[Start Given information]
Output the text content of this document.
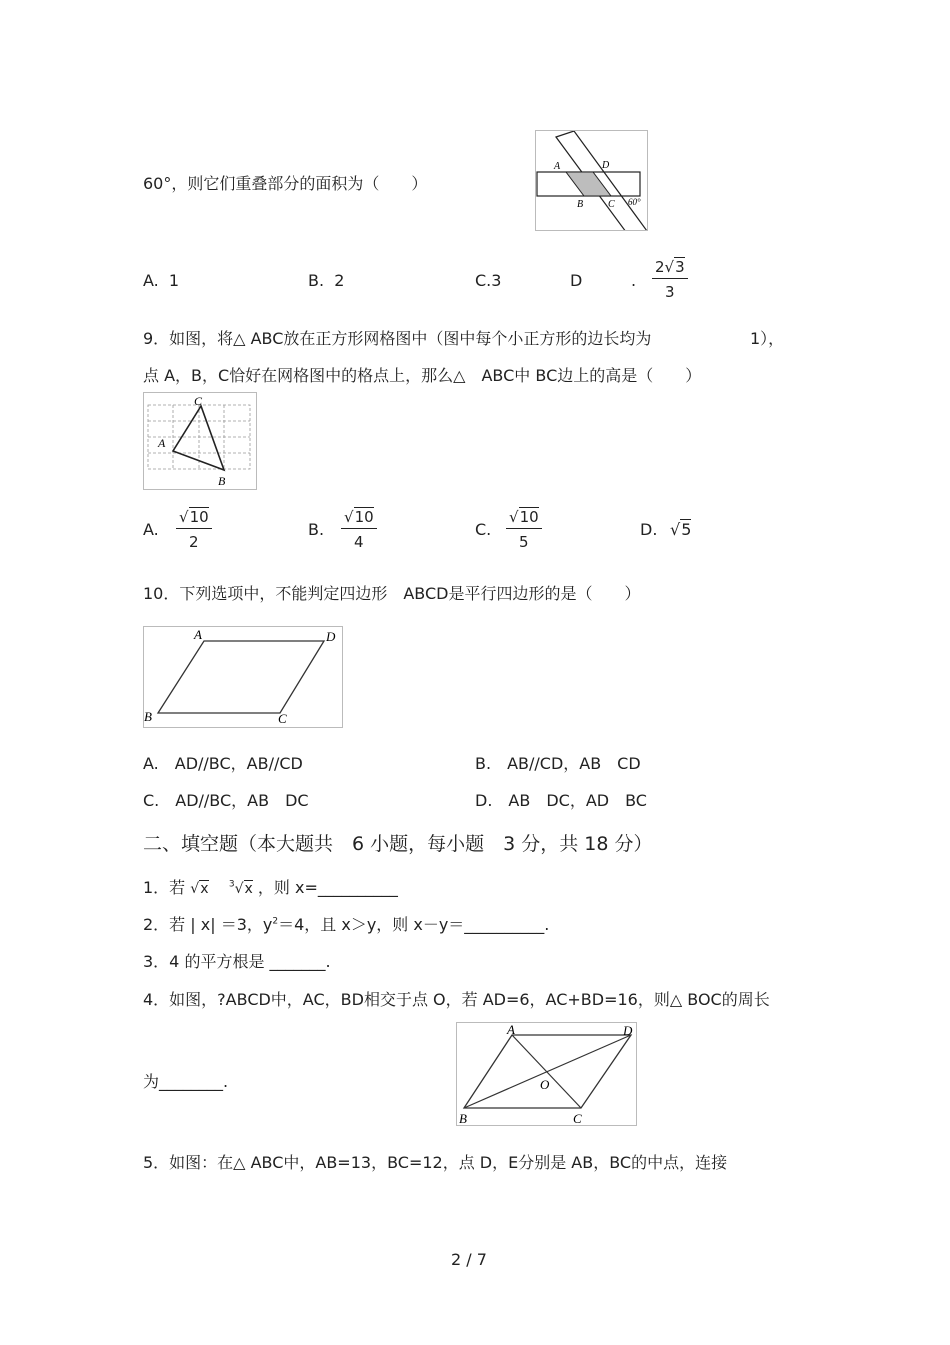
60°，则它们重叠部分的面积为（　　）
A	D
B C 60°
A. 1	B. 2	C.3	D	. $\frac{2√3}{3}$
9．如图，将△ ABC放在正方形网格图中（图中每个小正方形的边长均为	1），
点 A，B，C恰好在网格图中的格点上，那么△　ABC中 BC边上的高是（　　）
C
A
B
A. $\frac{√10}{2}$	B. $\frac{√10}{4}$	C. $\frac{√10}{5}$	D. √5
10．下列选项中，不能判定四边形　ABCD是平行四边形的是（　　）
A	D
B	C
A.　AD//BC，AB//CD	B.　AB//CD，AB　CD
C.　AD//BC，AB　DC	D.　AB　DC，AD　BC
二、填空题（本大题共　6 小题，每小题　3 分，共 18 分）
1．若 √x $^3$√x ，则 x=__________
2．若 | x| ＝3，$y^2=4$，且 x＞y，则 x－y＝__________.
3．4 的平方根是 _______.
4．如图，?ABCD中，AC，BD相交于点 O，若 AD=6，AC+BD=16，则△ BOC的周长
为________.
A	D
B	C
O
5．如图：在△ ABC中，AB=13，BC=12，点 D，E分别是 AB，BC的中点，连接
2 / 7
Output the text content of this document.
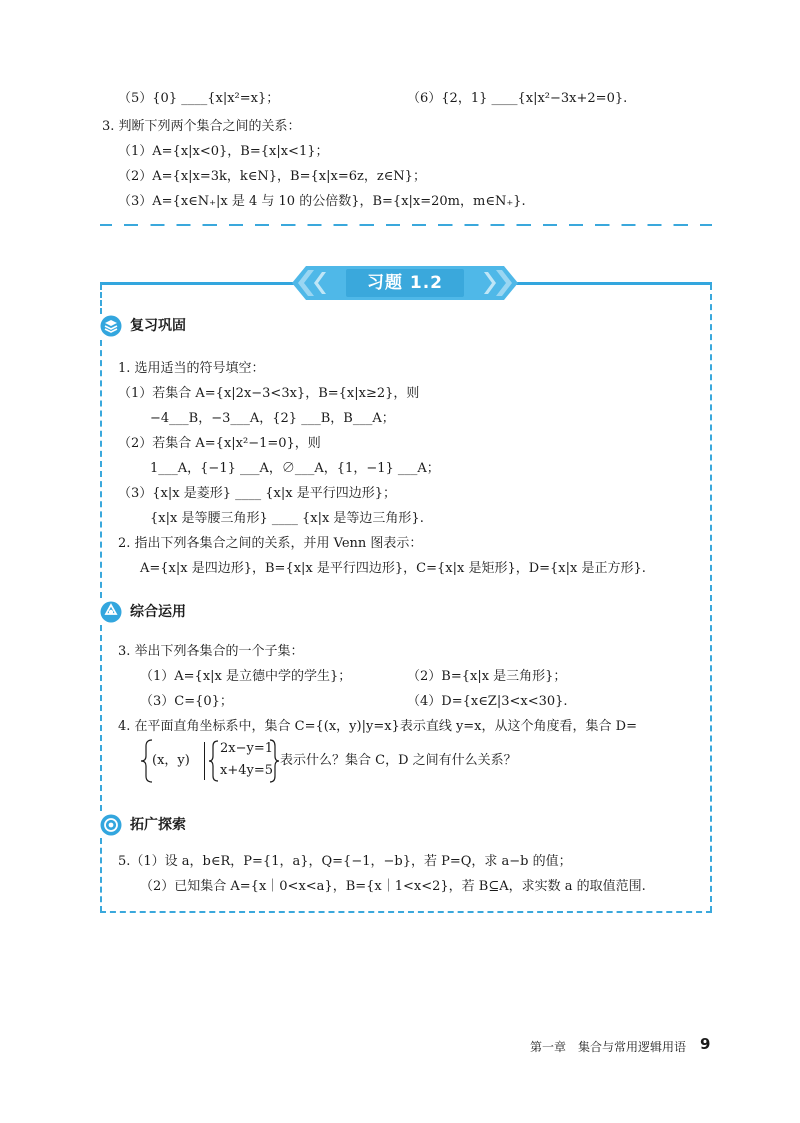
（5）{0} ____{x|x²=x}；	（6）{2，1} ____{x|x²−3x+2=0}.
3. 判断下列两个集合之间的关系：
（1）A={x|x<0}，B={x|x<1}；
（2）A={x|x=3k，k∈N}，B={x|x=6z，z∈N}；
（3）A={x∈N₊|x 是 4 与 10 的公倍数}，B={x|x=20m，m∈N₊}.
习题 1.2
复习巩固
1. 选用适当的符号填空：
（1）若集合 A={x|2x−3<3x}，B={x|x≥2}，则
−4___B，−3___A，{2} ___B，B___A；
（2）若集合 A={x|x²−1=0}，则
1___A，{−1} ___A，∅___A，{1，−1} ___A；
（3）{x|x 是菱形} ____ {x|x 是平行四边形}；
{x|x 是等腰三角形} ____ {x|x 是等边三角形}.
2. 指出下列各集合之间的关系，并用 Venn 图表示：
A={x|x 是四边形}，B={x|x 是平行四边形}，C={x|x 是矩形}，D={x|x 是正方形}.
综合运用
3. 举出下列各集合的一个子集：
（1）A={x|x 是立德中学的学生}；	（2）B={x|x 是三角形}；
（3）C={0}；	（4）D={x∈Z|3<x<30}.
4. 在平面直角坐标系中，集合 C={(x，y)|y=x}表示直线 y=x，从这个角度看，集合 D=
(x，y)
2x−y=1
x+4y=5
表示什么？集合 C，D 之间有什么关系？
拓广探索
5.（1）设 a，b∈R，P={1，a}，Q={−1，−b}，若 P=Q，求 a−b 的值；
（2）已知集合 A={x｜0<x<a}，B={x｜1<x<2}，若 B⊆A，求实数 a 的取值范围.
第一章　集合与常用逻辑用语 9
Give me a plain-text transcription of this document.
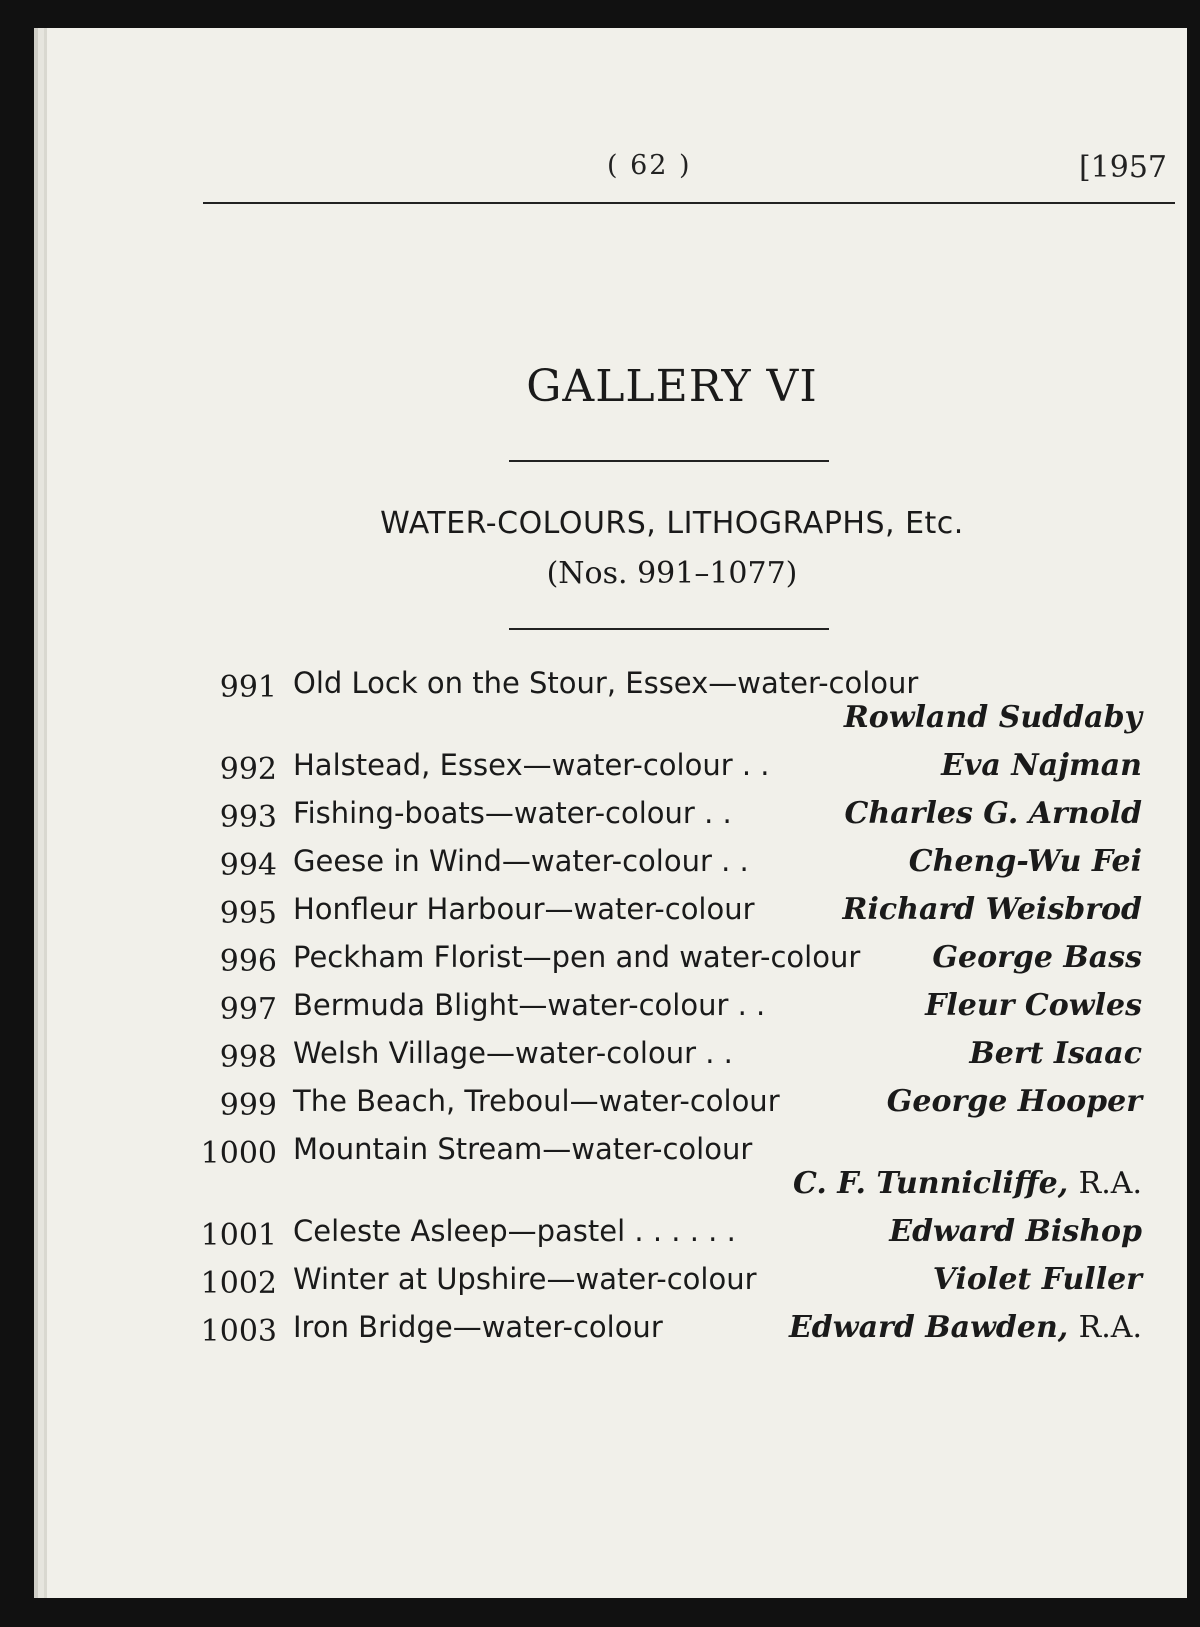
( 62 )	[1957
GALLERY VI
WATER-COLOURS, LITHOGRAPHS, Etc.
(Nos. 991–1077)
991 Old Lock on the Stour, Essex—water-colour
Rowland Suddaby
992 Halstead, Essex—water-colour . .	Eva Najman
993 Fishing-boats—water-colour . .	Charles G. Arnold
994 Geese in Wind—water-colour . .	Cheng-Wu Fei
995 Honfleur Harbour—water-colour	Richard Weisbrod
996 Peckham Florist—pen and water-colour George Bass
997 Bermuda Blight—water-colour . .	Fleur Cowles
998 Welsh Village—water-colour . .	Bert Isaac
999 The Beach, Treboul—water-colour	George Hooper
1000 Mountain Stream—water-colour
C. F. Tunnicliffe, R.A.
1001 Celeste Asleep—pastel . . . . . .	Edward Bishop
1002 Winter at Upshire—water-colour	Violet Fuller
1003 Iron Bridge—water-colour	Edward Bawden, R.A.
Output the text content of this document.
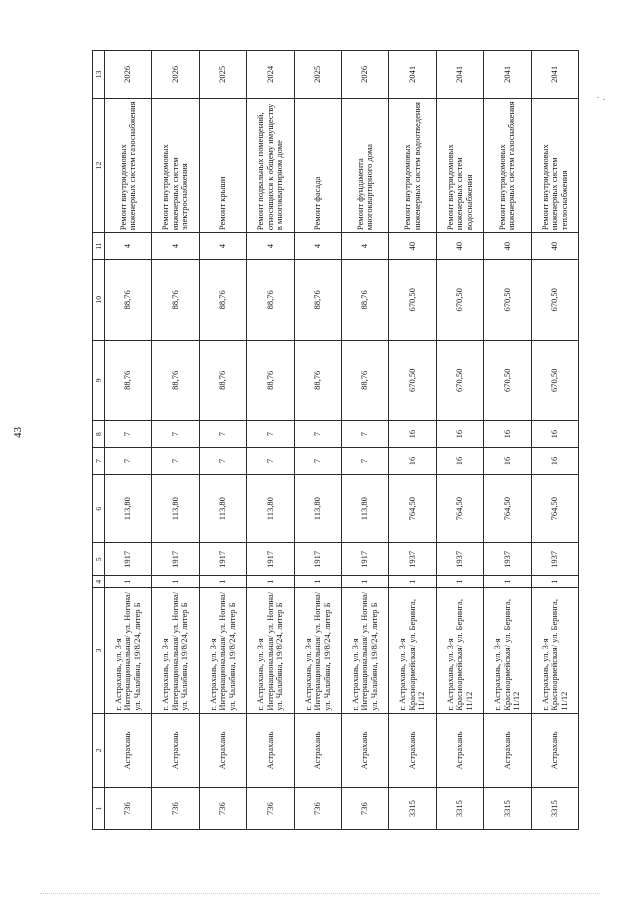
43
1	2	3	4	5	6	7	8	9	10	11	12	13
736	Астрахань	г. Астрахань, ул. 3-я Интернациональная/ ул. Ногина/ ул. Чалабяна, 19/8/24, литер Б	1	1917	113,80	7	7	88,76	88,76	4	Ремонт внутридомовых инженерных систем газоснабжения	2026
736	Астрахань	г. Астрахань, ул. 3-я Интернациональная/ ул. Ногина/ ул. Чалабяна, 19/8/24, литер Б	1	1917	113,80	7	7	88,76	88,76	4	Ремонт внутридомовых инженерных систем электроснабжения	2026
736	Астрахань	г. Астрахань, ул. 3-я Интернациональная/ ул. Ногина/ ул. Чалабяна, 19/8/24, литер Б	1	1917	113,80	7	7	88,76	88,76	4	Ремонт крыши	2025
736	Астрахань	г. Астрахань, ул. 3-я Интернациональная/ ул. Ногина/ ул. Чалабяна, 19/8/24, литер Б	1	1917	113,80	7	7	88,76	88,76	4	Ремонт подвальных помещений, относящихся к общему имуществу в многоквартирном доме	2024
736	Астрахань	г. Астрахань, ул. 3-я Интернациональная/ ул. Ногина/ ул. Чалабяна, 19/8/24, литер Б	1	1917	113,80	7	7	88,76	88,76	4	Ремонт фасада	2025
736	Астрахань	г. Астрахань, ул. 3-я Интернациональная/ ул. Ногина/ ул. Чалабяна, 19/8/24, литер Б	1	1917	113,80	7	7	88,76	88,76	4	Ремонт фундамента многоквартирного дома	2026
3315	Астрахань	г. Астрахань, ул. 3-я Красноармейская/ ул. Беринга, 11/12	1	1937	764,50	16	16	670,50	670,50	40	Ремонт внутридомовых инженерных систем водоотведения	2041
3315	Астрахань	г. Астрахань, ул. 3-я Красноармейская/ ул. Беринга, 11/12	1	1937	764,50	16	16	670,50	670,50	40	Ремонт внутридомовых инженерных систем водоснабжения	2041
3315	Астрахань	г. Астрахань, ул. 3-я Красноармейская/ ул. Беринга, 11/12	1	1937	764,50	16	16	670,50	670,50	40	Ремонт внутридомовых инженерных систем газоснабжения	2041
3315	Астрахань	г. Астрахань, ул. 3-я Красноармейская/ ул. Беринга, 11/12	1	1937	764,50	16	16	670,50	670,50	40	Ремонт внутридомовых инженерных систем теплоснабжения	2041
[End Given information]
Short task =>
Pick out every line of the listing containing the word "Чалабяна", and show those lines.

The answer =>
736	Астрахань	г. Астрахань, ул. 3-я Интернациональная/ ул. Ногина/ ул. Чалабяна, 19/8/24, литер Б	1	1917	113,80	7	7	88,76	88,76	4	Ремонт внутридомовых инженерных систем газоснабжения	2026
736	Астрахань	г. Астрахань, ул. 3-я Интернациональная/ ул. Ногина/ ул. Чалабяна, 19/8/24, литер Б	1	1917	113,80	7	7	88,76	88,76	4	Ремонт внутридомовых инженерных систем электроснабжения	2026
736	Астрахань	г. Астрахань, ул. 3-я Интернациональная/ ул. Ногина/ ул. Чалабяна, 19/8/24, литер Б	1	1917	113,80	7	7	88,76	88,76	4	Ремонт крыши	2025
736	Астрахань	г. Астрахань, ул. 3-я Интернациональная/ ул. Ногина/ ул. Чалабяна, 19/8/24, литер Б	1	1917	113,80	7	7	88,76	88,76	4	Ремонт подвальных помещений, относящихся к общему имуществу в многоквартирном доме	2024
736	Астрахань	г. Астрахань, ул. 3-я Интернациональная/ ул. Ногина/ ул. Чалабяна, 19/8/24, литер Б	1	1917	113,80	7	7	88,76	88,76	4	Ремонт фасада	2025
736	Астрахань	г. Астрахань, ул. 3-я Интернациональная/ ул. Ногина/ ул. Чалабяна, 19/8/24, литер Б	1	1917	113,80	7	7	88,76	88,76	4	Ремонт фундамента многоквартирного дома	2026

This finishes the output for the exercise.